■ **Task material**:
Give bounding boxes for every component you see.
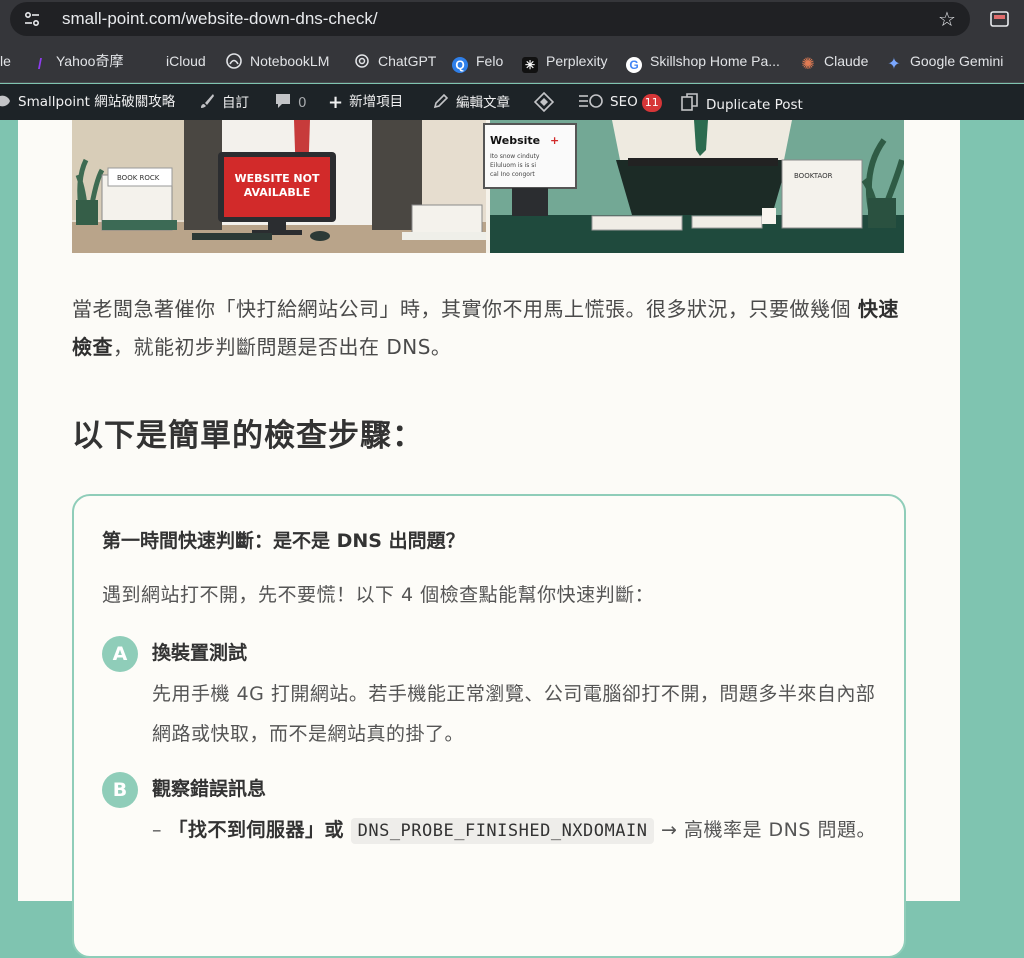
bookmark-label: ChatGPT <box>378 53 437 69</box>
apple-icon <box>142 53 158 69</box>
article-page: BOOK ROCK WEBSITE NOT AVAILABLE Website … <box>18 120 960 958</box>
hero-illustration: BOOK ROCK WEBSITE NOT AVAILABLE Website … <box>72 120 904 253</box>
hero-sign-line: Ito snow cinduty <box>490 153 540 160</box>
admin-comments[interactable]: 0 <box>274 92 307 112</box>
bookmark-item[interactable]: NotebookLM <box>226 51 329 71</box>
comment-bubble-icon <box>274 92 292 116</box>
hero-screen-text-2: AVAILABLE <box>244 186 311 199</box>
step-body-text: → 高機率是 DNS 問題。 <box>661 819 876 841</box>
comments-count: 0 <box>298 95 307 111</box>
bookmark-item[interactable]: iCloud <box>142 51 206 71</box>
card-lead: 遇到網站打不開，先不要慌！以下 4 個檢查點能幫你快速判斷： <box>102 584 655 606</box>
admin-customize-label: 自訂 <box>222 95 249 111</box>
duplicate-icon <box>680 92 700 118</box>
bookmark-label: Google Gemini <box>910 53 1004 69</box>
bookmark-label: Felo <box>476 53 504 69</box>
bookmark-label: Perplexity <box>546 53 608 69</box>
google-icon: G <box>626 57 642 73</box>
bookmarks-bar: le / Yahoo奇摩 iCloud NotebookLM ChatGPT QF… <box>0 40 1024 83</box>
edit-post-label: 編輯文章 <box>456 95 510 111</box>
bookmark-item[interactable]: ✦ Google Gemini <box>886 51 1004 73</box>
bookmark-star-icon[interactable]: ☆ <box>936 8 958 30</box>
yahoo-icon: / <box>37 56 43 73</box>
card-title: 第一時間快速判斷：是不是 DNS 出問題？ <box>102 530 465 552</box>
gemini-icon: ✦ <box>887 56 901 73</box>
seo-lines-icon <box>578 93 604 115</box>
bookmark-item[interactable]: ✺ Claude <box>800 51 869 73</box>
paper-left-text: BOOK ROCK <box>117 174 160 182</box>
dashboard-icon <box>0 93 12 115</box>
new-item-label: 新增項目 <box>349 94 404 110</box>
hero-sign-line: cal Ino congort <box>490 171 535 178</box>
felo-icon: Q <box>452 57 468 73</box>
diamond-icon <box>533 91 555 118</box>
perplexity-icon: ✳ <box>522 57 538 73</box>
bookmark-item[interactable]: ChatGPT <box>354 51 436 71</box>
step-body: – 「找不到伺服器」或 DNS_PROBE_FINISHED_NXDOMAIN … <box>152 810 882 851</box>
error-quote: 「找不到伺服器」或 <box>168 819 345 841</box>
seo-count-badge: 11 <box>641 94 662 112</box>
bookmark-label: Claude <box>824 53 869 69</box>
step-badge: B <box>102 772 138 808</box>
bookmark-label: le <box>0 53 11 69</box>
bookmark-label: iCloud <box>166 53 206 69</box>
admin-new-item[interactable]: + 新增項目 <box>328 92 404 113</box>
admin-customize[interactable]: 自訂 <box>198 92 249 112</box>
admin-diamond-plugin[interactable] <box>533 91 560 113</box>
intro-paragraph: 當老闆急著催你「快打給網站公司」時，其實你不用馬上慌張。很多狀況，只要做幾個 快… <box>72 290 912 366</box>
pencil-icon <box>432 92 450 116</box>
browser-toolbar: small-point.com/website-down-dns-check/ … <box>0 0 1024 40</box>
brush-icon <box>198 92 216 116</box>
address-bar[interactable]: small-point.com/website-down-dns-check/ … <box>10 2 970 36</box>
admin-duplicate-post[interactable]: Duplicate Post <box>680 92 803 113</box>
hero-sign-line: Eiluluom is is si <box>490 162 536 169</box>
wp-admin-bar: Smallpoint 網站破關攻略 自訂 0 + 新增項目 編輯文章 SEO 11 … <box>0 84 1024 120</box>
step-badge: A <box>102 636 138 672</box>
hero-screen-text-1: WEBSITE NOT <box>235 172 320 185</box>
hero-sign-title: Website <box>490 134 540 147</box>
step-title: 觀察錯誤訊息 <box>152 778 267 800</box>
bookmark-label: NotebookLM <box>250 53 330 69</box>
notebooklm-icon <box>226 53 242 69</box>
url-text[interactable]: small-point.com/website-down-dns-check/ <box>62 10 378 28</box>
section-heading: 以下是簡單的檢查步驟： <box>72 418 424 454</box>
bookmark-item[interactable]: G Skillshop Home Pa... <box>626 51 780 73</box>
bookmark-label: Yahoo奇摩 <box>56 53 124 69</box>
error-code: DNS_PROBE_FINISHED_NXDOMAIN <box>350 818 655 844</box>
intro-text: ，就能初步判斷問題是否出在 DNS。 <box>113 335 452 359</box>
site-info-icon[interactable] <box>22 9 42 29</box>
bookmark-item[interactable]: le <box>0 51 11 71</box>
paper-right-text: BOOKTAOR <box>794 172 833 180</box>
bookmark-item[interactable]: ✳ Perplexity <box>522 51 608 73</box>
tab-search-icon[interactable] <box>990 10 1010 28</box>
admin-site-label: Smallpoint 網站破關攻略 <box>18 94 176 110</box>
bookmark-item[interactable]: Q Felo <box>452 51 504 73</box>
duplicate-post-label: Duplicate Post <box>706 97 803 113</box>
checklist-card: 第一時間快速判斷：是不是 DNS 出問題？ 遇到網站打不開，先不要慌！以下 4 … <box>72 494 906 958</box>
admin-edit-post[interactable]: 編輯文章 <box>432 92 510 112</box>
bookmark-item[interactable]: / Yahoo奇摩 <box>32 51 124 73</box>
bookmark-label: Skillshop Home Pa... <box>650 53 780 69</box>
admin-site-name[interactable]: Smallpoint 網站破關攻略 <box>0 92 175 112</box>
claude-icon: ✺ <box>801 56 815 73</box>
admin-seo[interactable]: SEO 11 <box>578 92 662 112</box>
seo-label: SEO <box>610 94 638 110</box>
hero-sign-plus: + <box>550 134 559 147</box>
step-body: 先用手機 4G 打開網站。若手機能正常瀏覽、公司電腦卻打不開，問題多半來自內部網… <box>152 683 876 745</box>
chatgpt-icon <box>354 53 370 69</box>
intro-text: 當老闆急著催你「快打給網站公司」時，其實你不用馬上慌張。很多狀況，只要做幾個 <box>72 297 858 321</box>
step-title: 換裝置測試 <box>152 642 248 664</box>
bullet-dash: – <box>152 819 162 841</box>
plus-icon: + <box>328 92 344 113</box>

■ **What you need to do**: Transcribe all of the entries above word for word, omitting the pictures from your answer.

■ **Task output**:
Give bounding boxes for every component you see.
bookmark-label: ChatGPT <box>378 53 437 69</box>
apple-icon <box>142 53 158 69</box>
article-page: BOOK ROCK WEBSITE NOT AVAILABLE Website … <box>18 120 960 958</box>
hero-illustration: BOOK ROCK WEBSITE NOT AVAILABLE Website … <box>72 120 904 253</box>
hero-sign-line: Ito snow cinduty <box>490 153 540 160</box>
admin-comments[interactable]: 0 <box>274 92 307 112</box>
bookmark-item[interactable]: NotebookLM <box>226 51 329 71</box>
comment-bubble-icon <box>274 92 292 116</box>
hero-screen-text-2: AVAILABLE <box>244 186 311 199</box>
step-body-text: → 高機率是 DNS 問題。 <box>661 819 876 841</box>
comments-count: 0 <box>298 95 307 111</box>
bookmark-item[interactable]: iCloud <box>142 51 206 71</box>
card-lead: 遇到網站打不開，先不要慌！以下 4 個檢查點能幫你快速判斷： <box>102 584 655 606</box>
admin-customize-label: 自訂 <box>222 95 249 111</box>
duplicate-icon <box>680 92 700 118</box>
bookmark-label: Google Gemini <box>910 53 1004 69</box>
bookmark-label: Felo <box>476 53 504 69</box>
bookmark-label: Perplexity <box>546 53 608 69</box>
google-icon: G <box>626 57 642 73</box>
bookmarks-bar: le / Yahoo奇摩 iCloud NotebookLM ChatGPT QF… <box>0 40 1024 83</box>
edit-post-label: 編輯文章 <box>456 95 510 111</box>
bookmark-item[interactable]: ✦ Google Gemini <box>886 51 1004 73</box>
bookmark-star-icon[interactable]: ☆ <box>936 8 958 30</box>
yahoo-icon: / <box>37 56 43 73</box>
card-title: 第一時間快速判斷：是不是 DNS 出問題？ <box>102 530 465 552</box>
gemini-icon: ✦ <box>887 56 901 73</box>
seo-lines-icon <box>578 93 604 115</box>
bookmark-item[interactable]: ✺ Claude <box>800 51 869 73</box>
paper-left-text: BOOK ROCK <box>117 174 160 182</box>
dashboard-icon <box>0 93 12 115</box>
new-item-label: 新增項目 <box>349 94 404 110</box>
hero-sign-line: cal Ino congort <box>490 171 535 178</box>
felo-icon: Q <box>452 57 468 73</box>
diamond-icon <box>533 91 555 118</box>
perplexity-icon: ✳ <box>522 57 538 73</box>
bookmark-item[interactable]: ChatGPT <box>354 51 436 71</box>
step-body: – 「找不到伺服器」或 DNS_PROBE_FINISHED_NXDOMAIN … <box>152 810 882 851</box>
error-quote: 「找不到伺服器」或 <box>168 819 345 841</box>
seo-count-badge: 11 <box>641 94 662 112</box>
bookmark-label: Claude <box>824 53 869 69</box>
step-badge: B <box>102 772 138 808</box>
bookmark-label: le <box>0 53 11 69</box>
bookmark-label: iCloud <box>166 53 206 69</box>
admin-new-item[interactable]: + 新增項目 <box>328 92 404 113</box>
admin-customize[interactable]: 自訂 <box>198 92 249 112</box>
admin-diamond-plugin[interactable] <box>533 91 560 113</box>
intro-paragraph: 當老闆急著催你「快打給網站公司」時，其實你不用馬上慌張。很多狀況，只要做幾個 快… <box>72 290 912 366</box>
pencil-icon <box>432 92 450 116</box>
browser-toolbar: small-point.com/website-down-dns-check/ … <box>0 0 1024 40</box>
brush-icon <box>198 92 216 116</box>
address-bar[interactable]: small-point.com/website-down-dns-check/ … <box>10 2 970 36</box>
admin-duplicate-post[interactable]: Duplicate Post <box>680 92 803 113</box>
hero-sign-line: Eiluluom is is si <box>490 162 536 169</box>
wp-admin-bar: Smallpoint 網站破關攻略 自訂 0 + 新增項目 編輯文章 SEO 11 … <box>0 84 1024 120</box>
step-badge: A <box>102 636 138 672</box>
hero-screen-text-1: WEBSITE NOT <box>235 172 320 185</box>
hero-sign-title: Website <box>490 134 540 147</box>
step-title: 觀察錯誤訊息 <box>152 778 267 800</box>
bookmark-label: NotebookLM <box>250 53 330 69</box>
notebooklm-icon <box>226 53 242 69</box>
url-text[interactable]: small-point.com/website-down-dns-check/ <box>62 10 378 28</box>
section-heading: 以下是簡單的檢查步驟： <box>72 418 424 454</box>
bookmark-item[interactable]: G Skillshop Home Pa... <box>626 51 780 73</box>
bookmark-label: Yahoo奇摩 <box>56 53 124 69</box>
error-code: DNS_PROBE_FINISHED_NXDOMAIN <box>350 818 655 844</box>
intro-text: ，就能初步判斷問題是否出在 DNS。 <box>113 335 452 359</box>
site-info-icon[interactable] <box>22 9 42 29</box>
bookmark-item[interactable]: le <box>0 51 11 71</box>
paper-right-text: BOOKTAOR <box>794 172 833 180</box>
bookmark-item[interactable]: ✳ Perplexity <box>522 51 608 73</box>
tab-search-icon[interactable] <box>990 10 1010 28</box>
admin-site-label: Smallpoint 網站破關攻略 <box>18 94 176 110</box>
bookmark-item[interactable]: Q Felo <box>452 51 504 73</box>
duplicate-post-label: Duplicate Post <box>706 97 803 113</box>
checklist-card: 第一時間快速判斷：是不是 DNS 出問題？ 遇到網站打不開，先不要慌！以下 4 … <box>72 494 906 958</box>
admin-edit-post[interactable]: 編輯文章 <box>432 92 510 112</box>
bookmark-item[interactable]: / Yahoo奇摩 <box>32 51 124 73</box>
bookmark-label: Skillshop Home Pa... <box>650 53 780 69</box>
admin-site-name[interactable]: Smallpoint 網站破關攻略 <box>0 92 175 112</box>
claude-icon: ✺ <box>801 56 815 73</box>
admin-seo[interactable]: SEO 11 <box>578 92 662 112</box>
seo-label: SEO <box>610 94 638 110</box>
hero-sign-plus: + <box>550 134 559 147</box>
step-body: 先用手機 4G 打開網站。若手機能正常瀏覽、公司電腦卻打不開，問題多半來自內部網… <box>152 683 876 745</box>
chatgpt-icon <box>354 53 370 69</box>
intro-text: 當老闆急著催你「快打給網站公司」時，其實你不用馬上慌張。很多狀況，只要做幾個 <box>72 297 858 321</box>
step-title: 換裝置測試 <box>152 642 248 664</box>
bullet-dash: – <box>152 819 162 841</box>
plus-icon: + <box>328 92 344 113</box>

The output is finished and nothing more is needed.